▶ [The problem]: The lines to be set down run from the line containing "What data populates" through the final line of the data below; print them exactly and print nothing else.

>> begin

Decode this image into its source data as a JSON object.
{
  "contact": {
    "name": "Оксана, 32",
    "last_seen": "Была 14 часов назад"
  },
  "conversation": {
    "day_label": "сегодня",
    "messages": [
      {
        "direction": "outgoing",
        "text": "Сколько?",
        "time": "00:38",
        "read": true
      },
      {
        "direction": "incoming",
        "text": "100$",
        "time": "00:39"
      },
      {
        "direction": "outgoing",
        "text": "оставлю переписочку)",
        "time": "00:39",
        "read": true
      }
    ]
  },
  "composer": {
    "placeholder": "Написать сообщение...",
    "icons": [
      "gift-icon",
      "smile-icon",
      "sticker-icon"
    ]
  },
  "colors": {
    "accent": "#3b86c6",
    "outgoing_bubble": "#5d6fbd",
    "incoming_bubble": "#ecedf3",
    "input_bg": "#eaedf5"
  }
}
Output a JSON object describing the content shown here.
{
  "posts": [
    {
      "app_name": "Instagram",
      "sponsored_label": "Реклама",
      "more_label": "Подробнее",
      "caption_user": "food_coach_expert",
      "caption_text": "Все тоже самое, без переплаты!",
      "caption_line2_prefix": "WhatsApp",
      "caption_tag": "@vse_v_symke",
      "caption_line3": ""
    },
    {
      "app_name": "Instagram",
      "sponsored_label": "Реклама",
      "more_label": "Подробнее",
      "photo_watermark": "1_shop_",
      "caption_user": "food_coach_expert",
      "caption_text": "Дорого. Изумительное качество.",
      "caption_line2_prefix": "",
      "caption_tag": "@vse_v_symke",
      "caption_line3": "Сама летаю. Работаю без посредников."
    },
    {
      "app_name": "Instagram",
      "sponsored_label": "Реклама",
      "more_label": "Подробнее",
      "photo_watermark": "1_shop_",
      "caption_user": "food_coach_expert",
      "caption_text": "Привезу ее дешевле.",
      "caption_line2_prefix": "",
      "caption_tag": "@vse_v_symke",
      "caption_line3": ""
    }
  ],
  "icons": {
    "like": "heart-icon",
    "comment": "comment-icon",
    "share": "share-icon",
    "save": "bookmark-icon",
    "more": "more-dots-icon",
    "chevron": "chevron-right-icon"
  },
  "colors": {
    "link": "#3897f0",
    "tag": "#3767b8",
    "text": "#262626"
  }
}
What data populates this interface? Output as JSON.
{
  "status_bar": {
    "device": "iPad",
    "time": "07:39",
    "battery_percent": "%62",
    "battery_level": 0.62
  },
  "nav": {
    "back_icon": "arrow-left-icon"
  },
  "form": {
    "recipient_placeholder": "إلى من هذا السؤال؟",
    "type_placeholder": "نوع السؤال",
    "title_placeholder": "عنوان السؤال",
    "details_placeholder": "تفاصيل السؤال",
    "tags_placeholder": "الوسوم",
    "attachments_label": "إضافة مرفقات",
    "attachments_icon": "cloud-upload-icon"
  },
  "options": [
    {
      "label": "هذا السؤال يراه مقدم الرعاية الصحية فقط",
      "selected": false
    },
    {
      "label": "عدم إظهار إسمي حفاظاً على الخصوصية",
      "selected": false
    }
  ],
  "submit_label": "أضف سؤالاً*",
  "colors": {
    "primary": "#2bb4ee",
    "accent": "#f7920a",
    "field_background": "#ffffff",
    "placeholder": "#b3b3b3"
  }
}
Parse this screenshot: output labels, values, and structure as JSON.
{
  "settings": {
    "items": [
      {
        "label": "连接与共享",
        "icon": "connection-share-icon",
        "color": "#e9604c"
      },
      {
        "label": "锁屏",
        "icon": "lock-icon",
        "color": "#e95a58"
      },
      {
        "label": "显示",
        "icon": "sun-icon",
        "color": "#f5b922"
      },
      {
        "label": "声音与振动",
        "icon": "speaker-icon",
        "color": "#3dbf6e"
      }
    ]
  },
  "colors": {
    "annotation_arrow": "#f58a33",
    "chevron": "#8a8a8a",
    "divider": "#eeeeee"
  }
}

>> end

▶ [Result for this task]:
What data populates this interface? Output as JSON.
{
  "status_bar": {
    "device": "iPad",
    "time": "07:39",
    "battery_percent": "%62",
    "battery_level": 0.62
  },
  "nav": {
    "back_icon": "arrow-left-icon"
  },
  "form": {
    "recipient_placeholder": "إلى من هذا السؤال؟",
    "type_placeholder": "نوع السؤال",
    "title_placeholder": "عنوان السؤال",
    "details_placeholder": "تفاصيل السؤال",
    "tags_placeholder": "الوسوم",
    "attachments_label": "إضافة مرفقات",
    "attachments_icon": "cloud-upload-icon"
  },
  "options": [
    {
      "label": "هذا السؤال يراه مقدم الرعاية الصحية فقط",
      "selected": false
    },
    {
      "label": "عدم إظهار إسمي حفاظاً على الخصوصية",
      "selected": false
    }
  ],
  "submit_label": "أضف سؤالاً*",
  "colors": {
    "primary": "#2bb4ee",
    "accent": "#f7920a",
    "field_background": "#ffffff",
    "placeholder": "#b3b3b3"
  }
}
Parse this screenshot: output labels, values, and structure as JSON.
{
  "settings": {
    "items": [
      {
        "label": "连接与共享",
        "icon": "connection-share-icon",
        "color": "#e9604c"
      },
      {
        "label": "锁屏",
        "icon": "lock-icon",
        "color": "#e95a58"
      },
      {
        "label": "显示",
        "icon": "sun-icon",
        "color": "#f5b922"
      },
      {
        "label": "声音与振动",
        "icon": "speaker-icon",
        "color": "#3dbf6e"
      }
    ]
  },
  "colors": {
    "annotation_arrow": "#f58a33",
    "chevron": "#8a8a8a",
    "divider": "#eeeeee"
  }
}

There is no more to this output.